──────── Provided information

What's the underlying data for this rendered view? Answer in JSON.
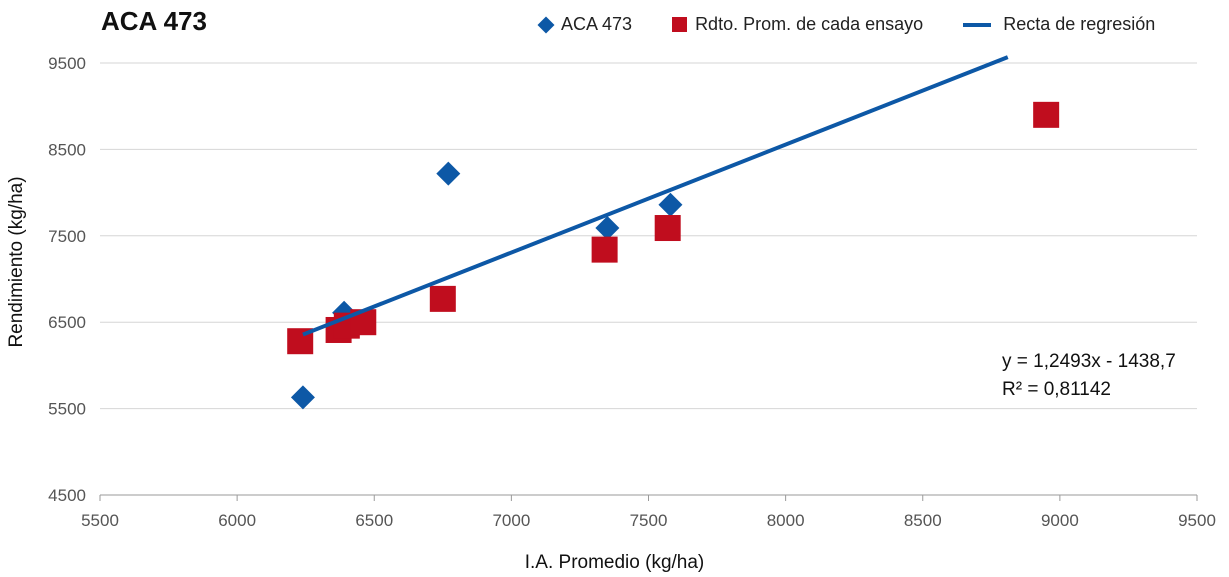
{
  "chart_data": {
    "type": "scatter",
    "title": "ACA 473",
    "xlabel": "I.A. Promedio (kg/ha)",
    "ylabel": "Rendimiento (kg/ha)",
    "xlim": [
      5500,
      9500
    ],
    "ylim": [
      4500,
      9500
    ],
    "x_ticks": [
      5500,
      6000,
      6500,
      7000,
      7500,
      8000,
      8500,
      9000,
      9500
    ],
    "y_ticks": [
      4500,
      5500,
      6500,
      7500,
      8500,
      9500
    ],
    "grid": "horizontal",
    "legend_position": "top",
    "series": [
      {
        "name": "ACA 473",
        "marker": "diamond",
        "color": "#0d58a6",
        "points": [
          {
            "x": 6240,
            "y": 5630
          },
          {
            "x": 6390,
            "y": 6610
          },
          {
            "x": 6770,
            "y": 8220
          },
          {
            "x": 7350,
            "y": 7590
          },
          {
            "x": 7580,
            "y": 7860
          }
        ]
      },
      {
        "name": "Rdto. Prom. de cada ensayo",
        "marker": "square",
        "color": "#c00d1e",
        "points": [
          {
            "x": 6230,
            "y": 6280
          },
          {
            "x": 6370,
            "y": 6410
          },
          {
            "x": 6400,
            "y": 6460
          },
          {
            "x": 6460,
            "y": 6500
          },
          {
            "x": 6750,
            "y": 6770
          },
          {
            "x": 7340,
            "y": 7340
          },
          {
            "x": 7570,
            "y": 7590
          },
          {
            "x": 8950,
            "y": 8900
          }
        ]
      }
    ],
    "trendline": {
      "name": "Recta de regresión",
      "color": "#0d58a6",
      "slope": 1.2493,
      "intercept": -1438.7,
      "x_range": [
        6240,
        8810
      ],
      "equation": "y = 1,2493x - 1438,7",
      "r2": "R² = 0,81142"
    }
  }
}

────────────────

### Directions
In the entries above, locate every line with the word "name" and copy it.

### Output of the task
        "name": "ACA 473",
        "name": "Rdto. Prom. de cada ensayo",
      "name": "Recta de regresión",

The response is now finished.